◆ **Your goal**: Format the entries from the line containing "sidebar-item-label: Settings —" through the line containing "sidebar-item-label: Employees —", both ends included, as a Markdown table with columns "Row" and "Line", numbering each line and omitting blank lines.

◆ **Exercise materials**:
--*--

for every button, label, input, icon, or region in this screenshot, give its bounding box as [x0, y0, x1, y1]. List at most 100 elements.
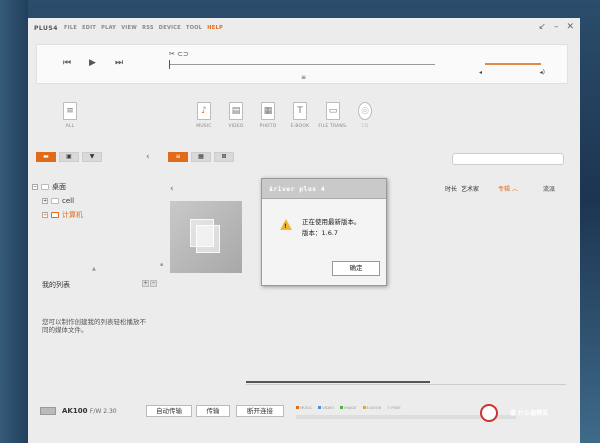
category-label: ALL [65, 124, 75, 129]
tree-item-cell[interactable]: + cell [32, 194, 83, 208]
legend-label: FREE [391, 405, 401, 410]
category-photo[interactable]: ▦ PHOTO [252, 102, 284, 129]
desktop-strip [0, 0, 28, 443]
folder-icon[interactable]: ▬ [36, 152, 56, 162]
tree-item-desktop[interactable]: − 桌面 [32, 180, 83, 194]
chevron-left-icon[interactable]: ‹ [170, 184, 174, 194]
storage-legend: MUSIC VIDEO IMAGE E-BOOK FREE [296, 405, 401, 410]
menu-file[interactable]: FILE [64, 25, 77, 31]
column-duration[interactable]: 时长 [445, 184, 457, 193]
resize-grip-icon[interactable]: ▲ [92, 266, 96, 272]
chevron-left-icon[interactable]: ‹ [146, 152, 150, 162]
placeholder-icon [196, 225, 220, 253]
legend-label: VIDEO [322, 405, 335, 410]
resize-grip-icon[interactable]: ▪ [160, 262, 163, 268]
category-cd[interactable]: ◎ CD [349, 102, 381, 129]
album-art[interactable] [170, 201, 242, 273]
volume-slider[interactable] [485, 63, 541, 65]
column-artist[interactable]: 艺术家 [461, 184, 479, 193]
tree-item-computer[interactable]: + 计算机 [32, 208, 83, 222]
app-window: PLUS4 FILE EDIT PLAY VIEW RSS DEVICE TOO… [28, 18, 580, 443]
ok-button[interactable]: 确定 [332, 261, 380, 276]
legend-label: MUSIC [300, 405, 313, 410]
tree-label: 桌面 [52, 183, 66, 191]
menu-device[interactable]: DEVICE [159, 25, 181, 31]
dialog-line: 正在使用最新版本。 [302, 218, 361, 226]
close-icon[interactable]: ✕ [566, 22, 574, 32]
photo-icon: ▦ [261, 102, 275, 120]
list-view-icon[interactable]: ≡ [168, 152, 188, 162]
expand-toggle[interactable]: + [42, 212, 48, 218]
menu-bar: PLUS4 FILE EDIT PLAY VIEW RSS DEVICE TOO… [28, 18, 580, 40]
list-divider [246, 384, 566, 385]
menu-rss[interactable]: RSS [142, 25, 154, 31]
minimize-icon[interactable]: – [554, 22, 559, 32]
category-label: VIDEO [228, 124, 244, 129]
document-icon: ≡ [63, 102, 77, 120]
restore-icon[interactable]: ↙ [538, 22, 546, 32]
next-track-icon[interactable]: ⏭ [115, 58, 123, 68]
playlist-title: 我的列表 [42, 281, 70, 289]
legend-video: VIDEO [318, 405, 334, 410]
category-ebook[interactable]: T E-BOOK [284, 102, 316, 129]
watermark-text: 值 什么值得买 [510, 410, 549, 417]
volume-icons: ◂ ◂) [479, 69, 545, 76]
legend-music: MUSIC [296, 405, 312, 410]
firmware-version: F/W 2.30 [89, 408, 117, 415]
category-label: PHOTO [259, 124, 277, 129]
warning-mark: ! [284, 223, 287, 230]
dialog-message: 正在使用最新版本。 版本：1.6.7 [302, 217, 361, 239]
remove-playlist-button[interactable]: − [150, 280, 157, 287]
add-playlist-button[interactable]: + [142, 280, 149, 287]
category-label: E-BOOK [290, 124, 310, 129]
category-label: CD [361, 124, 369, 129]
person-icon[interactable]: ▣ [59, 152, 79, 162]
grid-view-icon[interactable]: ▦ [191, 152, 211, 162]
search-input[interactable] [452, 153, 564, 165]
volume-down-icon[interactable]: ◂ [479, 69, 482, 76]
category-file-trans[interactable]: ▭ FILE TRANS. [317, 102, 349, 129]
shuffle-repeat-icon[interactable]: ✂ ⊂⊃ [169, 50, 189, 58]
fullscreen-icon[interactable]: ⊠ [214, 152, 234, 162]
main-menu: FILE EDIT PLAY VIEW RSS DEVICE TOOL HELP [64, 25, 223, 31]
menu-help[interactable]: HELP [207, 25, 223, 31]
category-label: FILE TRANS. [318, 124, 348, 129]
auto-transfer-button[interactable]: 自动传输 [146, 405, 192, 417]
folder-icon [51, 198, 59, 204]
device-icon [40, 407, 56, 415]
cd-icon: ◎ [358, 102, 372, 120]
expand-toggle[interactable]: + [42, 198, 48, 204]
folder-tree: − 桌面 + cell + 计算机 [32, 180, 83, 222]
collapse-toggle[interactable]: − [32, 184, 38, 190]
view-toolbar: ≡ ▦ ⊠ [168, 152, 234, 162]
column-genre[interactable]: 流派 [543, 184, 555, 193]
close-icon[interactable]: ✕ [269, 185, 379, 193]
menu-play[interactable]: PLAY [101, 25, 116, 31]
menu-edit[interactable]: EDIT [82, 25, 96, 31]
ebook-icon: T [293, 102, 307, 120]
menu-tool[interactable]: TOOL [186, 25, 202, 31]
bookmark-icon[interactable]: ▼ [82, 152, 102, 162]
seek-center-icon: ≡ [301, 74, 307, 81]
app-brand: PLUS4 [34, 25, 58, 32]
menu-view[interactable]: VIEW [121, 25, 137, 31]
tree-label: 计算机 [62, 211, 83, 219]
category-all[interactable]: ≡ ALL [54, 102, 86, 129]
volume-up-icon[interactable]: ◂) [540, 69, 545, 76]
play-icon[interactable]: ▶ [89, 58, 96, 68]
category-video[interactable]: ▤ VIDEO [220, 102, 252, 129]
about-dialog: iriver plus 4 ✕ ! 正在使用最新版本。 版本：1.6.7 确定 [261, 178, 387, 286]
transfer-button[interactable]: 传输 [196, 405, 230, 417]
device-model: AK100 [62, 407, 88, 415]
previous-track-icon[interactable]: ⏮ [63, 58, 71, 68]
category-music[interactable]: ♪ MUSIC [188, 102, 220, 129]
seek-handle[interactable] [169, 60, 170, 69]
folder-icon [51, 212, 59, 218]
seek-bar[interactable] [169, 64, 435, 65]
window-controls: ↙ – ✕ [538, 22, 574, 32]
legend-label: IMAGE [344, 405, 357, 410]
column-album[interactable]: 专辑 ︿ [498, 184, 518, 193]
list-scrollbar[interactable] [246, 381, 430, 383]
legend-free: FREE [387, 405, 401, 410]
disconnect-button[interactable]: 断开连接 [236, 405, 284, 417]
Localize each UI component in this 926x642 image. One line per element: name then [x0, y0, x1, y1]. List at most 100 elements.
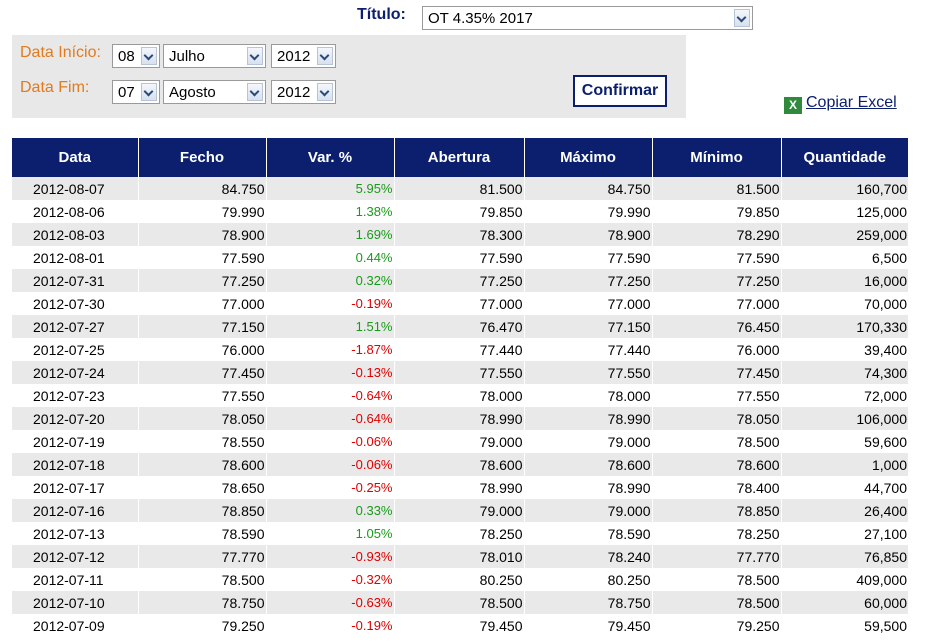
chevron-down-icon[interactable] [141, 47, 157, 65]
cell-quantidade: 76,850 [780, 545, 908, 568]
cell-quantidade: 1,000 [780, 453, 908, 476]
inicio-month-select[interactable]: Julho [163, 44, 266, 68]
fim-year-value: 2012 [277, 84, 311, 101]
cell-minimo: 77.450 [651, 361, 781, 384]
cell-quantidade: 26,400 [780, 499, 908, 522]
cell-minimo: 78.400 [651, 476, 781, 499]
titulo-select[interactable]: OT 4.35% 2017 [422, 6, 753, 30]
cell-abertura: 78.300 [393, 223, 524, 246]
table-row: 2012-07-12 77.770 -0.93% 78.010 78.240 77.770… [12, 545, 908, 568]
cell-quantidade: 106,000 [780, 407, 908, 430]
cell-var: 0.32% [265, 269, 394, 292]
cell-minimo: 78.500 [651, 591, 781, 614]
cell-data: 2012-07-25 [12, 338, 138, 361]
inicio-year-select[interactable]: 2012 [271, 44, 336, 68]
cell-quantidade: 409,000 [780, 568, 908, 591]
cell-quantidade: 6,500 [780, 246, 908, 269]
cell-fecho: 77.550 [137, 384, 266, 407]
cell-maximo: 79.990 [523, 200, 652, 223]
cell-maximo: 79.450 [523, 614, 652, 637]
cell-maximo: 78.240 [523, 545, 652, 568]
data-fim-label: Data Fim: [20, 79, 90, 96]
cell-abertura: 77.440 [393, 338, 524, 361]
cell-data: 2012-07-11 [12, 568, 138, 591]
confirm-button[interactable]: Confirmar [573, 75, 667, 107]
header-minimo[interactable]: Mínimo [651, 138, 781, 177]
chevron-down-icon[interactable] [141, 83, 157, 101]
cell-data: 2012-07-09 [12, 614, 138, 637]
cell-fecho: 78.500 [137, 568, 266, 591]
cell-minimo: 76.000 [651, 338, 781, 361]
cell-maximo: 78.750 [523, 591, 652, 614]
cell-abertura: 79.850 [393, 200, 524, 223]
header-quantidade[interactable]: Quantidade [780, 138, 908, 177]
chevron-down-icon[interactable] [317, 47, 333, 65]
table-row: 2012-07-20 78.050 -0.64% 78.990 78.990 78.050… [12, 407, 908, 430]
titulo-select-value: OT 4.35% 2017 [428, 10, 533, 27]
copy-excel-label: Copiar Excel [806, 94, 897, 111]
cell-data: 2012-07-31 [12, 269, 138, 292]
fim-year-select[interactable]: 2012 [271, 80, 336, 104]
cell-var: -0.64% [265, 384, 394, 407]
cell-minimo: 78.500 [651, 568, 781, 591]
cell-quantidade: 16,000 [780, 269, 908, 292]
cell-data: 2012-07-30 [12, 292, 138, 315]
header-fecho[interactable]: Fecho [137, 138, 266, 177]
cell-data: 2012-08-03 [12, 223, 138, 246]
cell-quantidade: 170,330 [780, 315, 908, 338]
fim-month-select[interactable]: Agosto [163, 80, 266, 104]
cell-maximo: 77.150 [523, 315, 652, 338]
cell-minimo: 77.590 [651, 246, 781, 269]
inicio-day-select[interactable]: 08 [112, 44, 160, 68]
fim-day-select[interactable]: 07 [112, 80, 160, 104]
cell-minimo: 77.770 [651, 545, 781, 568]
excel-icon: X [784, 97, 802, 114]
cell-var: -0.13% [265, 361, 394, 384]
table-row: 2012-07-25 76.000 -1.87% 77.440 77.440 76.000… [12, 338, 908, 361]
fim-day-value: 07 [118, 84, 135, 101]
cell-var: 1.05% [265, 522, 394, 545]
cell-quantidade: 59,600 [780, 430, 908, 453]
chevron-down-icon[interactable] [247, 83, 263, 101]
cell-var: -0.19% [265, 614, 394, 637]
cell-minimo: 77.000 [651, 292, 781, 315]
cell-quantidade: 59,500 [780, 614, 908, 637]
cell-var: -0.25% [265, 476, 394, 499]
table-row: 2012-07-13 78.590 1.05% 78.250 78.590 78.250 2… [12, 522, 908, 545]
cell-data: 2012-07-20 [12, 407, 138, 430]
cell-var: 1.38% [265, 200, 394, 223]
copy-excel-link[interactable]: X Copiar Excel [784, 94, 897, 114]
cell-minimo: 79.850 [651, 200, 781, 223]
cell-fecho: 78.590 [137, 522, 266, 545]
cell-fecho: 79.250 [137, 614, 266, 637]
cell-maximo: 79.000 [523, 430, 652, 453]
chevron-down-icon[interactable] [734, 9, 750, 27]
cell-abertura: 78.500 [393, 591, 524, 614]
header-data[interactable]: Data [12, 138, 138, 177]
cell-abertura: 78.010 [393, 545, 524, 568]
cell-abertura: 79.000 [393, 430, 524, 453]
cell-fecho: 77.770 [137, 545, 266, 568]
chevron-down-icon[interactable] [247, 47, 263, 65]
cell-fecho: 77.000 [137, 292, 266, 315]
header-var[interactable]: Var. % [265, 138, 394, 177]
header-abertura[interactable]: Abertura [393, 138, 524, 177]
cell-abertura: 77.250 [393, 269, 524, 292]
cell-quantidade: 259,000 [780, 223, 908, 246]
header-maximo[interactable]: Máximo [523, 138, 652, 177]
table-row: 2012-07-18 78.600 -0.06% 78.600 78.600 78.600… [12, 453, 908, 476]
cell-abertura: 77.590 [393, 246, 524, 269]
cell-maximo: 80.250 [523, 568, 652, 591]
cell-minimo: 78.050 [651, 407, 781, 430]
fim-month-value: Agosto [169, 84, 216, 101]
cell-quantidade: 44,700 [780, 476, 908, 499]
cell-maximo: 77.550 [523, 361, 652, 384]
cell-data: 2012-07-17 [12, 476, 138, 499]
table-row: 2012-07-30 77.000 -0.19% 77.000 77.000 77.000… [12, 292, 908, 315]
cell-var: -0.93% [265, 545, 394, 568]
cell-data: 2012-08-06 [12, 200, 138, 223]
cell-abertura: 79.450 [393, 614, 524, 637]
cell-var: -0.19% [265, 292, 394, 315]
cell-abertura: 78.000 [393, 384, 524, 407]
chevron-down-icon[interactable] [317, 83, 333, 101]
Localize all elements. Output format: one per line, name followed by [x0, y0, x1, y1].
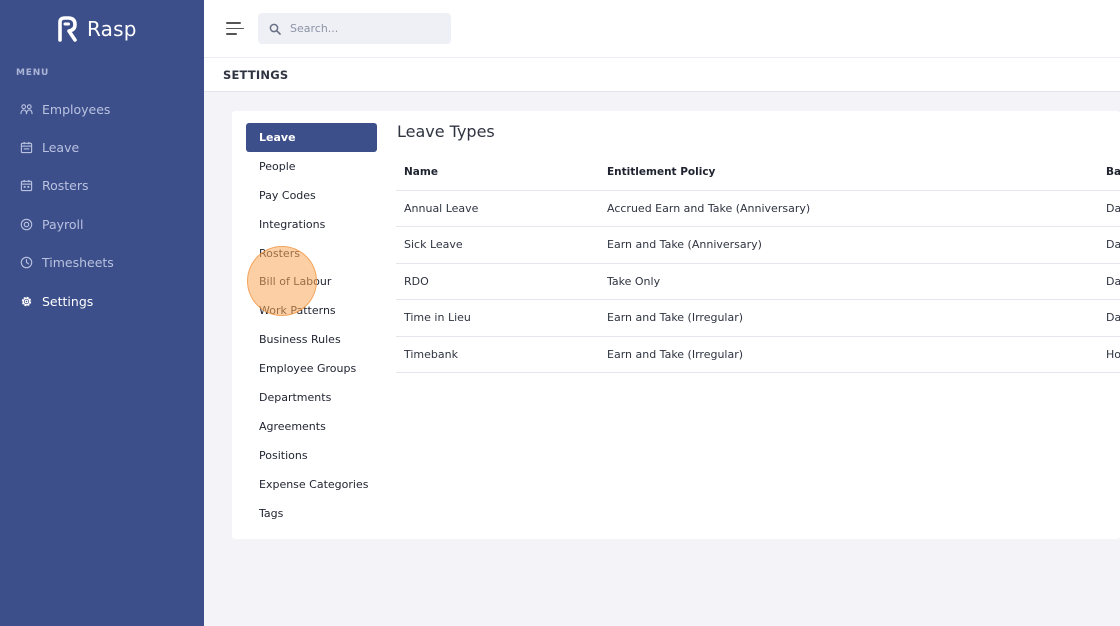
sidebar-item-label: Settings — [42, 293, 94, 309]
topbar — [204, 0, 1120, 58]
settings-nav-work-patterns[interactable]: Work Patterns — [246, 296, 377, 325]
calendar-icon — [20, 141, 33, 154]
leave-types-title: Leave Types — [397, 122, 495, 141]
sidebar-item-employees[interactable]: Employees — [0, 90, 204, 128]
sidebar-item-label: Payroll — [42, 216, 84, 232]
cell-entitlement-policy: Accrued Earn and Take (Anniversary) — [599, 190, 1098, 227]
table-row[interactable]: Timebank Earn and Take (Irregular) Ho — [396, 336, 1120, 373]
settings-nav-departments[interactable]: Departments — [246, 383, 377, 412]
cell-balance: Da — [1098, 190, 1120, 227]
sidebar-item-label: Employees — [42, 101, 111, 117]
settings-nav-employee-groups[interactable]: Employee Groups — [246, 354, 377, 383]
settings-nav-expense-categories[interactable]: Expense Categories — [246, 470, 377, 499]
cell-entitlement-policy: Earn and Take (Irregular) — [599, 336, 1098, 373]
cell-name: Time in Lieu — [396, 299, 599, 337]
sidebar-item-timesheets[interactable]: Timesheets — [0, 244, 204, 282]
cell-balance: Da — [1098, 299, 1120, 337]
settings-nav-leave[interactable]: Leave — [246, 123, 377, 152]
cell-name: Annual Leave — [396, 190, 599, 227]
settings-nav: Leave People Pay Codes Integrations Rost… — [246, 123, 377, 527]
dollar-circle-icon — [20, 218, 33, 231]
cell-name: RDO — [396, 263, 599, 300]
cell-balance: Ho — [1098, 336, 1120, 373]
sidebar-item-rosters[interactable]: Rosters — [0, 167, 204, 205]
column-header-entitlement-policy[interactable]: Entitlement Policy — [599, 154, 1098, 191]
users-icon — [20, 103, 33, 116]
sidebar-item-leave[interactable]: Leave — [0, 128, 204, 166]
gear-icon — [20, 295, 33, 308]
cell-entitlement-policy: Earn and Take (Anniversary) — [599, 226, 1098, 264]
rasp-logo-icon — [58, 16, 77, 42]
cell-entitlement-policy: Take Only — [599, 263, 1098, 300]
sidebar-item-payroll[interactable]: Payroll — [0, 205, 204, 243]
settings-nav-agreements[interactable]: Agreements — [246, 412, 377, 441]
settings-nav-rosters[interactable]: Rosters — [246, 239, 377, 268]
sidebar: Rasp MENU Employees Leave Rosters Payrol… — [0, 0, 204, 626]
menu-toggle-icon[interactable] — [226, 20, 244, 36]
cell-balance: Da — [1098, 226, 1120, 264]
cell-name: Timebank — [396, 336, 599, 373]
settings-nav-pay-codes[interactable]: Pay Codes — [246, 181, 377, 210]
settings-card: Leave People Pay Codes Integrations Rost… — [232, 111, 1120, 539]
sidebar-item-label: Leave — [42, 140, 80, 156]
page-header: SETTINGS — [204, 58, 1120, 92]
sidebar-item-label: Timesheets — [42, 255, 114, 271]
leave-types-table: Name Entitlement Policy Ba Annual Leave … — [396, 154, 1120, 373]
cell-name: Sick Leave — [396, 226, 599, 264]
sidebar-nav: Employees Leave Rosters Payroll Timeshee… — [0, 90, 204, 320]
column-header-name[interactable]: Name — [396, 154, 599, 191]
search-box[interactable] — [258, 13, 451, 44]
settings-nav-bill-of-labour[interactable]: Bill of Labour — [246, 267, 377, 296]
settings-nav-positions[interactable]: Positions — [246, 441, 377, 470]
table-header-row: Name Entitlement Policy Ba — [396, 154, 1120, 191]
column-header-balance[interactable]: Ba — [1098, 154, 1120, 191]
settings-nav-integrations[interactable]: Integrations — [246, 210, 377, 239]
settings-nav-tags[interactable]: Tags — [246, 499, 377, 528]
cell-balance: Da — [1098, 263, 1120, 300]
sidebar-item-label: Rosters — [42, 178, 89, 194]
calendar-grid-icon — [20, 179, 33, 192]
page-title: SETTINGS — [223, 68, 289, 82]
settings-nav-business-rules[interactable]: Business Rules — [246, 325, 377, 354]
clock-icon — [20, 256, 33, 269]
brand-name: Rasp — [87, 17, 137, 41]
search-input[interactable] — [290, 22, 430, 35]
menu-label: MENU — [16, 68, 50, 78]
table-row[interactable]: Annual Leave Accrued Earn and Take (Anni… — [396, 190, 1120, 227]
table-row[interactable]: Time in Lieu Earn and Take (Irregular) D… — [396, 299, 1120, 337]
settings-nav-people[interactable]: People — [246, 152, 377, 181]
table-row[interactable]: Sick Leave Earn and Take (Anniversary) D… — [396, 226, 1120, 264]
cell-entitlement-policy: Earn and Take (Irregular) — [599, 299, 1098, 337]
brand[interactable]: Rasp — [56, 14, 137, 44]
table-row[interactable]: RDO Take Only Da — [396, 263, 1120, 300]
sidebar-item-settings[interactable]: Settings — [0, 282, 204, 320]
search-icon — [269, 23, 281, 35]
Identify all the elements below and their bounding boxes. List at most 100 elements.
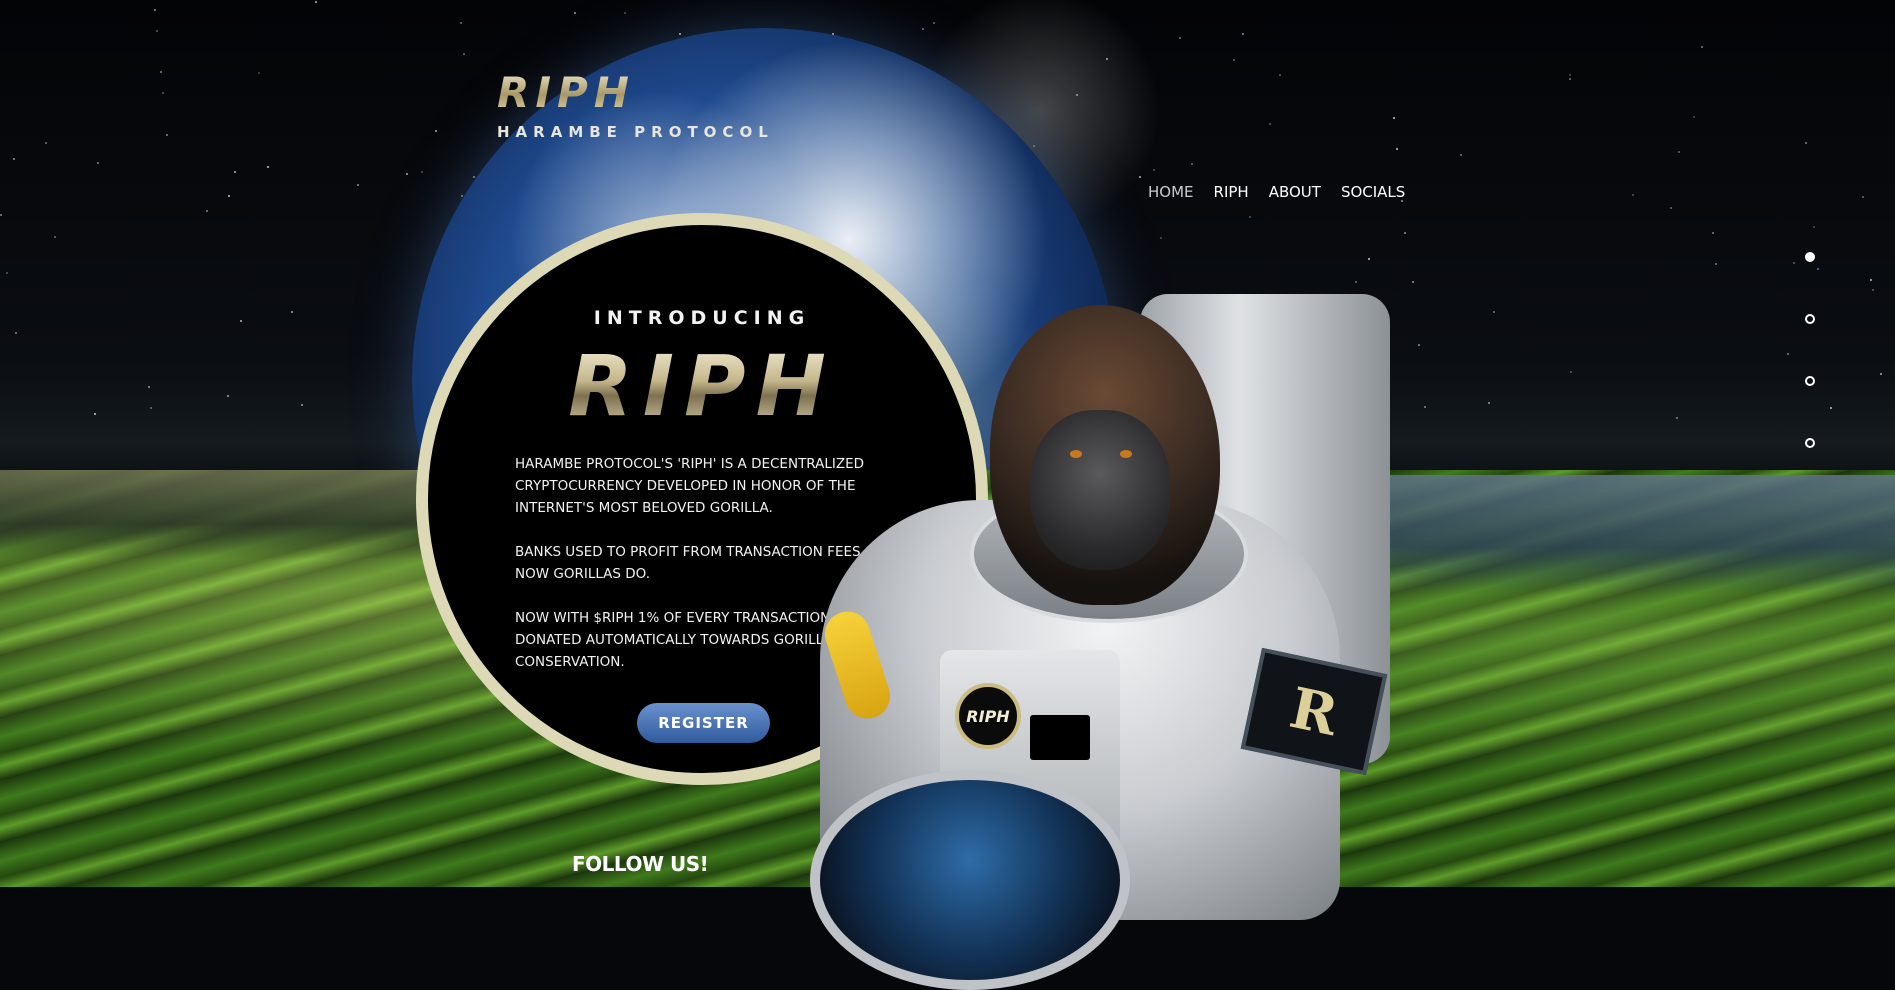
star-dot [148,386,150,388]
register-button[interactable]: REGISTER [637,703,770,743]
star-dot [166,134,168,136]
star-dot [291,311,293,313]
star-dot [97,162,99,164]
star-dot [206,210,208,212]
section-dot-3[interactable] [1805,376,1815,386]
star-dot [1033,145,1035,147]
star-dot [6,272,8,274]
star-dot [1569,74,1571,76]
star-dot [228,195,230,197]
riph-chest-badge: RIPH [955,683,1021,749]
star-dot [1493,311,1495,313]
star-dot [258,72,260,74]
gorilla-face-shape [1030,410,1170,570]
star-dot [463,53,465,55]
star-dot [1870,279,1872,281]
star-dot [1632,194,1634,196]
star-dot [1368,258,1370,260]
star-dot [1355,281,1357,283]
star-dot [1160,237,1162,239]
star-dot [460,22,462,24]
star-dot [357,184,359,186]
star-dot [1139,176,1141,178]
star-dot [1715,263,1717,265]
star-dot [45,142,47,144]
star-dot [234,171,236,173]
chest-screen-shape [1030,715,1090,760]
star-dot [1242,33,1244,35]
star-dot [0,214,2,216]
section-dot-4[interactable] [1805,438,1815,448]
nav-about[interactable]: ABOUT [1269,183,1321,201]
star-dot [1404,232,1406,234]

--*--

◆ **Task output**:
| Row | Line |
|---|---|
| 1 | sidebar-item-label: Settings — [42, 293, 94, 309] |
| 2 | topbar — [204, 0, 1120, 58] |
| 3 | settings-nav-work-patterns[interactable]: Work Patterns — [246, 296, 377, 325] |
| 4 | calendar-icon — [20, 141, 33, 154] |
| 5 | leave-types-title: Leave Types — [397, 122, 495, 141] |
| 6 | sidebar-item-employees[interactable]: Employees — [0, 90, 204, 128] |
| 7 | sidebar-item-label: Payroll — [42, 216, 84, 232] |
| 8 | cell-entitlement-policy: Accrued Earn and Take (Anniversary) — [599, 190, 1098, 227] |
| 9 | table-row[interactable]: Timebank Earn and Take (Irregular) Ho — [396, 336, 1120, 373] |
| 10 | settings-nav-departments[interactable]: Departments — [246, 383, 377, 412] |
| 11 | cell-balance: Da — [1098, 190, 1120, 227] |
| 12 | sidebar-item-label: Employees — [42, 101, 111, 117] |